'''
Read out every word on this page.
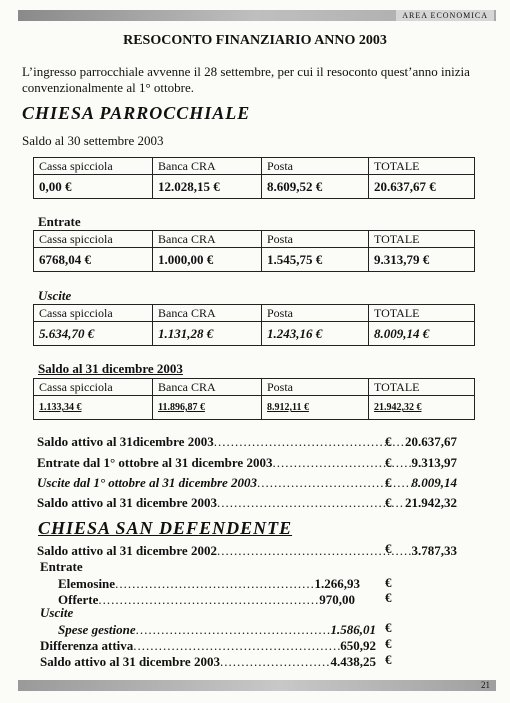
AREA ECONOMICA
RESOCONTO FINANZIARIO ANNO 2003
L’ingresso parrocchiale avvenne il 28 settembre, per cui il resoconto quest’anno inizia convenzionalmente al 1° ottobre.
CHIESA PARROCCHIALE
Saldo al 30 settembre 2003
Cassa spicciola	Banca CRA	Posta	TOTALE
0,00 €	12.028,15 €	8.609,52 €	20.637,67 €
Entrate
Cassa spicciola	Banca CRA	Posta	TOTALE
6768,04 €	1.000,00 €	1.545,75 €	9.313,79 €
Uscite
Cassa spicciola	Banca CRA	Posta	TOTALE
5.634,70 €	1.131,28 €	1.243,16 €	8.009,14 €
Saldo al 31 dicembre 2003
Cassa spicciola	Banca CRA	Posta	TOTALE
1.133,34 €	11.896,87 €	8.912,11 €	21.942,32 €
Saldo attivo al 31dicembre 2003 .....	20.637,67
€
Entrate dal 1° ottobre al 31 dicembre 2003 .....	9.313,97
€
Uscite dal 1° ottobre al 31 dicembre 2003 .....	8.009,14
€
Saldo attivo al 31 dicembre 2003 .....	21.942,32
€
CHIESA SAN DEFENDENTE
Saldo attivo al 31 dicembre 2002 .....	3.787,33
€
Entrate
Elemosine .....	1.266,93 €
Offerte .....	970,00 €
Uscite
Spese gestione .....	1.586,01 €
Differenza attiva .....	650,92 €
Saldo attivo al 31 dicembre 2003 .....	4.438,25 €
21
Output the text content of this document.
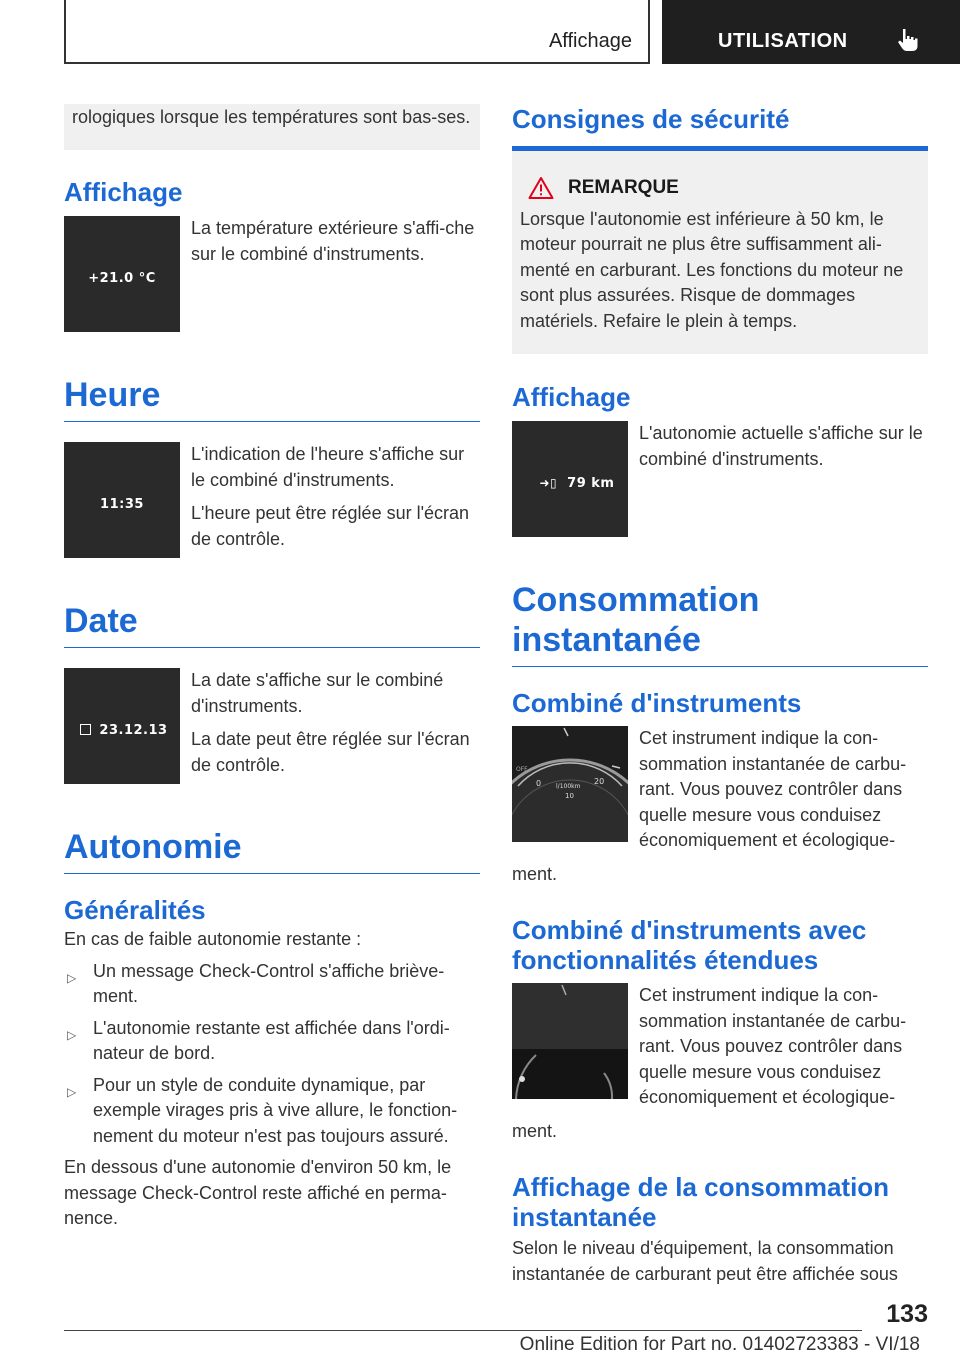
Affichage	UTILISATION

rologiques lorsque les températures sont bas-ses.

Affichage
+21.0 °C

La température extérieure s'affi-che sur le combiné d'instruments.

Heure
11:35

L'indication de l'heure s'affiche sur le combiné d'instruments.

L'heure peut être réglée sur l'écran de contrôle.

Date
23.12.13

La date s'affiche sur le combiné d'instruments.

La date peut être réglée sur l'écran de contrôle.

Autonomie
Généralités

En cas de faible autonomie restante :

▷ Un message Check-Control s'affiche briève-ment.
▷ L'autonomie restante est affichée dans l'ordi-nateur de bord.
▷ Pour un style de conduite dynamique, par exemple virages pris à vive allure, le fonction-nement du moteur n'est pas toujours assuré.

En dessous d'une autonomie d'environ 50 km, le message Check-Control reste affiché en perma-nence.

Consignes de sécurité
REMARQUE

Lorsque l'autonomie est inférieure à 50 km, le moteur pourrait ne plus être suffisamment ali-menté en carburant. Les fonctions du moteur ne sont plus assurées. Risque de dommages matériels. Refaire le plein à temps.

Affichage
➜▯ 79 km

L'autonomie actuelle s'affiche sur le combiné d'instruments.

Consommation instantanée
Combiné d'instruments
OFF
0 l/100km
20
10

Cet instrument indique la con-sommation instantanée de carbu-rant. Vous pouvez contrôler dans quelle mesure vous conduisez économiquement et écologique-

ment.

Combiné d'instruments avec fonctionnalités étendues

Cet instrument indique la con-sommation instantanée de carbu-rant. Vous pouvez contrôler dans quelle mesure vous conduisez économiquement et écologique-

ment.

Affichage de la consommation instantanée

Selon le niveau d'équipement, la consommation instantanée de carburant peut être affichée sous

133
Online Edition for Part no. 01402723383 - VI/18
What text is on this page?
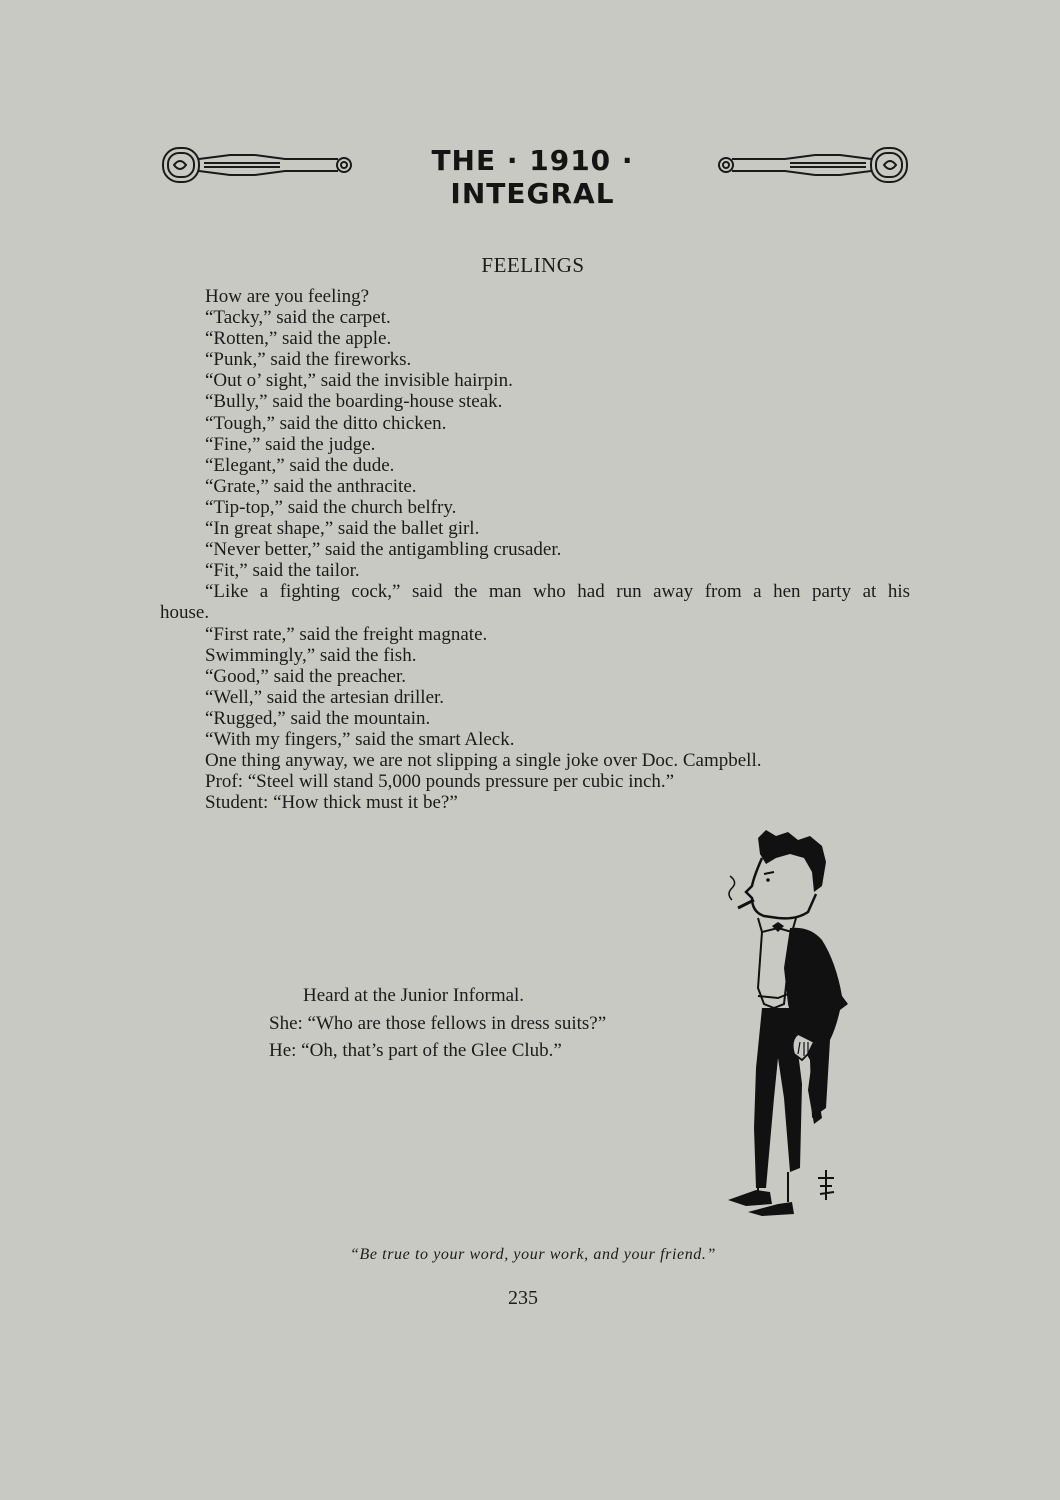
THE · 1910 · INTEGRAL
FEELINGS
How are you feeling?
“Tacky,” said the carpet.
“Rotten,” said the apple.
“Punk,” said the fireworks.
“Out o’ sight,” said the invisible hairpin.
“Bully,” said the boarding-house steak.
“Tough,” said the ditto chicken.
“Fine,” said the judge.
“Elegant,” said the dude.
“Grate,” said the anthracite.
“Tip-top,” said the church belfry.
“In great shape,” said the ballet girl.
“Never better,” said the antigambling crusader.
“Fit,” said the tailor.
“Like a fighting cock,” said the man who had run away from a hen party at his
house.
“First rate,” said the freight magnate.
Swimmingly,” said the fish.
“Good,” said the preacher.
“Well,” said the artesian driller.
“Rugged,” said the mountain.
“With my fingers,” said the smart Aleck.
One thing anyway, we are not slipping a single joke over Doc. Campbell.
Prof: “Steel will stand 5,000 pounds pressure per cubic inch.”
Student: “How thick must it be?”
Heard at the Junior Informal.
She: “Who are those fellows in dress suits?”
He: “Oh, that’s part of the Glee Club.”
“Be true to your word, your work, and your friend.”
235
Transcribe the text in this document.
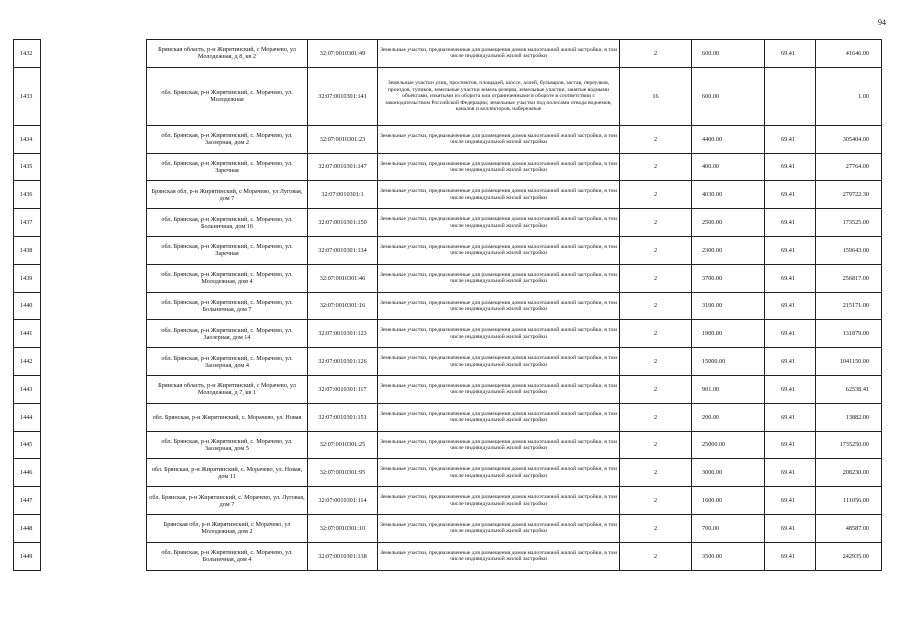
94
1432		Брянская область, р-н Жирятинский, с Морачево, ул Молодежная, д 8, кв 2	32:07:0010301:49	Земельные участки, предназначенные для размещения домов малоэтажной жилой застройки, в том числе индивидуальной жилой застройки	2	600.00	69.41	41646.00
1433		обл. Брянская, р-н Жирятинский, с. Морачево, ул. Молодежная	32:07:0010301:141	Земельные участки улиц, проспектов, площадей, шоссе, аллей, бульваров, застав, переулков, проездов, тупиков, земельные участки земель резерва, земельные участки, занятые водными объектами, изъятыми из оборота или ограниченными в обороте в соответствии с законодательством Российской Федерации; земельные участки под полосами отвода водоемов, каналов и коллекторов, набережные	16	600.00		1.00
1434		обл. Брянская, р-н Жирятинский, с. Морачево, ул. Заозерная, дом 2	32:07:0010301:23	Земельные участки, предназначенные для размещения домов малоэтажной жилой застройки, в том числе индивидуальной жилой застройки	2	4400.00	69.41	305404.00
1435		обл. Брянская, р-н Жирятинский, с. Морачево, ул. Заречная	32:07:0010301:147	Земельные участки, предназначенные для размещения домов малоэтажной жилой застройки, в том числе индивидуальной жилой застройки	2	400.00	69.41	27764.00
1436		Брянская обл, р-н Жирятинский, с Морачево, ул Луговая, дом 7	32:07:0010301:1	Земельные участки, предназначенные для размещения домов малоэтажной жилой застройки, в том числе индивидуальной жилой застройки	2	4030.00	69.41	279722.30
1437		обл. Брянская, р-н Жирятинский, с. Морачево, ул. Больничная, дом 16	32:07:0010301:150	Земельные участки, предназначенные для размещения домов малоэтажной жилой застройки, в том числе индивидуальной жилой застройки	2	2500.00	69.41	173525.00
1438		обл. Брянская, р-н Жирятинский, с. Морачево, ул. Заречная	32:07:0010301:134	Земельные участки, предназначенные для размещения домов малоэтажной жилой застройки, в том числе индивидуальной жилой застройки	2	2300.00	69.41	159643.00
1439		обл. Брянская, р-н Жирятинский, с. Морачево, ул. Молодежная, дом 4	32:07:0010301:46	Земельные участки, предназначенные для размещения домов малоэтажной жилой застройки, в том числе индивидуальной жилой застройки	2	3700.00	69.41	256817.00
1440		обл. Брянская, р-н Жирятинский, с. Морачево, ул. Больничная, дом 7	32:07:0010301:16	Земельные участки, предназначенные для размещения домов малоэтажной жилой застройки, в том числе индивидуальной жилой застройки	2	3100.00	69.41	215171.00
1441		обл. Брянская, р-н Жирятинский, с. Морачево, ул. Заозерная, дом 14	32:07:0010301:123	Земельные участки, предназначенные для размещения домов малоэтажной жилой застройки, в том числе индивидуальной жилой застройки	2	1900.00	69.41	131879.00
1442		обл. Брянская, р-н Жирятинский, с. Морачево, ул. Заозерная, дом 4	32:07:0010301:126	Земельные участки, предназначенные для размещения домов малоэтажной жилой застройки, в том числе индивидуальной жилой застройки	2	15000.00	69.41	1041150.00
1443		Брянская область, р-н Жирятинский, с Морачево, ул Молодежная, д 7, кв 1	32:07:0010301:117	Земельные участки, предназначенные для размещения домов малоэтажной жилой застройки, в том числе индивидуальной жилой застройки	2	901.00	69.41	62538.41
1444		обл. Брянская, р-н Жирятинский, с. Морачево, ул. Новая	32:07:0010301:151	Земельные участки, предназначенные для размещения домов малоэтажной жилой застройки, в том числе индивидуальной жилой застройки	2	200.00	69.41	13882.00
1445		обл. Брянская, р-н Жирятинский, с. Морачево, ул. Заозерная, дом 5	32:07:0010301:25	Земельные участки, предназначенные для размещения домов малоэтажной жилой застройки, в том числе индивидуальной жилой застройки	2	25000.00	69.41	1735250.00
1446		обл. Брянская, р-н Жирятинский, с. Морачево, ул. Новая, дом 11	32:07:0010301:95	Земельные участки, предназначенные для размещения домов малоэтажной жилой застройки, в том числе индивидуальной жилой застройки	2	3000.00	69.41	208230.00
1447		обл. Брянская, р-н Жирятинский, с. Морачево, ул. Луговая, дом 7	32:07:0010301:114	Земельные участки, предназначенные для размещения домов малоэтажной жилой застройки, в том числе индивидуальной жилой застройки	2	1600.00	69.41	111056.00
1448		Брянская обл, р-н Жирятинский, с Морачево, ул Молодежная, дом 2	32:07:0010301:10	Земельные участки, предназначенные для размещения домов малоэтажной жилой застройки, в том числе индивидуальной жилой застройки	2	700.00	69.41	48587.00
1449		обл. Брянская, р-н Жирятинский, с. Морачево, ул. Больничная, дом 4	32:07:0010301:138	Земельные участки, предназначенные для размещения домов малоэтажной жилой застройки, в том числе индивидуальной жилой застройки	2	3500.00	69.41	242935.00
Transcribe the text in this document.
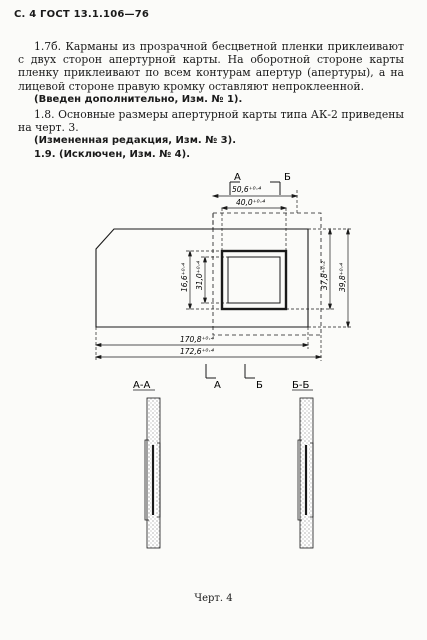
С. 4 ГОСТ 13.1.106—76

1.7б. Карманы из прозрачной бесцветной пленки приклеивают с двух сторон апертурной карты. На оборотной стороне карты пленку приклеивают по всем контурам апертур (апертуры), а на лицевой стороне правую кромку оставляют непроклеенной.

(Введен дополнительно, Изм. № 1).

1.8. Основные размеры апертурной карты типа АК-2 приведены на черт. 3.

(Измененная редакция, Изм. № 3).

1.9. (Исключен, Изм. № 4).

А	Б
50,6⁺⁰·⁴
40,0⁺⁰·⁴
16,6⁺⁰·⁴ 31,0⁺⁰·⁴	37,8⁺⁰·² 39,8⁺⁰·⁴
170,8⁺⁰·⁴
172,6⁺⁰·⁴
А	Б
А-А	Б-Б
Черт. 4
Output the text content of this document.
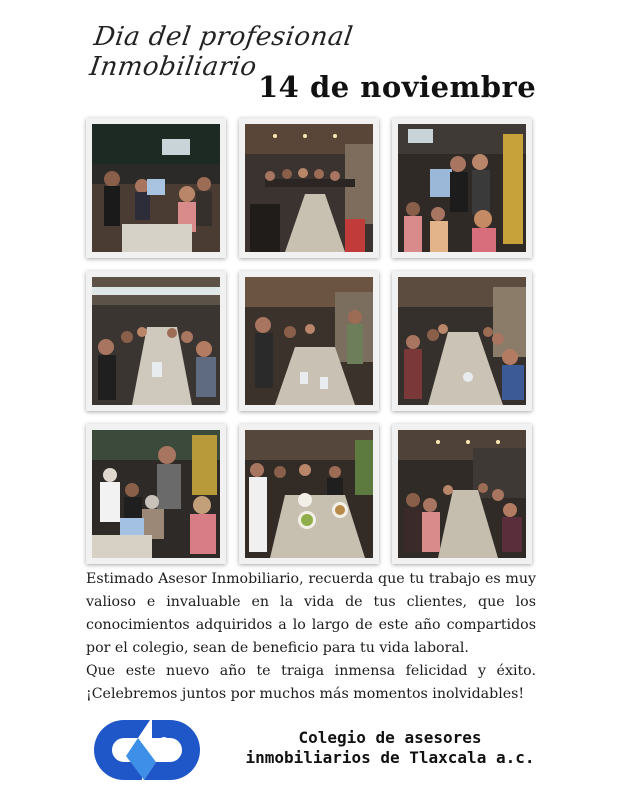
Dia del profesional Inmobiliario
14 de noviembre

Estimado Asesor Inmobiliario, recuerda que tu trabajo es muy valioso e invaluable en la vida de tus clientes, que los conocimientos adquiridos a lo largo de este año compartidos por el colegio, sean de beneficio para tu vida laboral.

Que este nuevo año te traiga inmensa felicidad y éxito. ¡Celebremos juntos por muchos más momentos inolvidables!

Colegio de asesores
inmobiliarios de Tlaxcala a.c.
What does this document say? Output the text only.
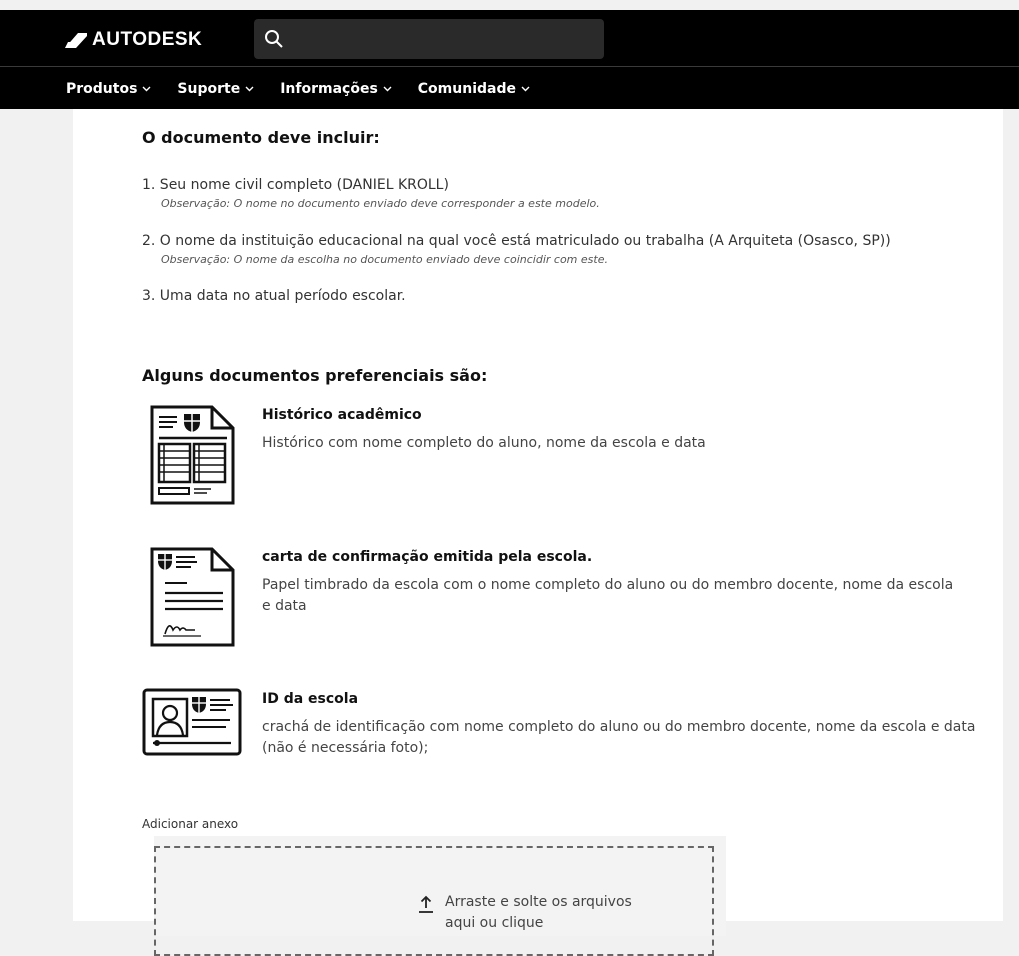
AUTODESK
Produtos	Suporte	Informações	Comunidade
O documento deve incluir:
1. Seu nome civil completo (DANIEL KROLL)
Observação: O nome no documento enviado deve corresponder a este modelo.
2. O nome da instituição educacional na qual você está matriculado ou trabalha (A Arquiteta (Osasco, SP))
Observação: O nome da escolha no documento enviado deve coincidir com este.
3. Uma data no atual período escolar.
Alguns documentos preferenciais são:
Histórico acadêmico
Histórico com nome completo do aluno, nome da escola e data
carta de confirmação emitida pela escola.
Papel timbrado da escola com o nome completo do aluno ou do membro docente, nome da escola e data
ID da escola
crachá de identificação com nome completo do aluno ou do membro docente, nome da escola e data (não é necessária foto);
Adicionar anexo
Arraste e solte os arquivos aqui ou clique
'''
→ **EXERCISE BRIEF**
Check each line of the records for "docente" and copy the ones that contain it.

→ **COMPLETE OUTPUT**
Papel timbrado da escola com o nome completo do aluno ou do membro docente, nome da escola e data
crachá de identificação com nome completo do aluno ou do membro docente, nome da escola e data (não é necessária foto);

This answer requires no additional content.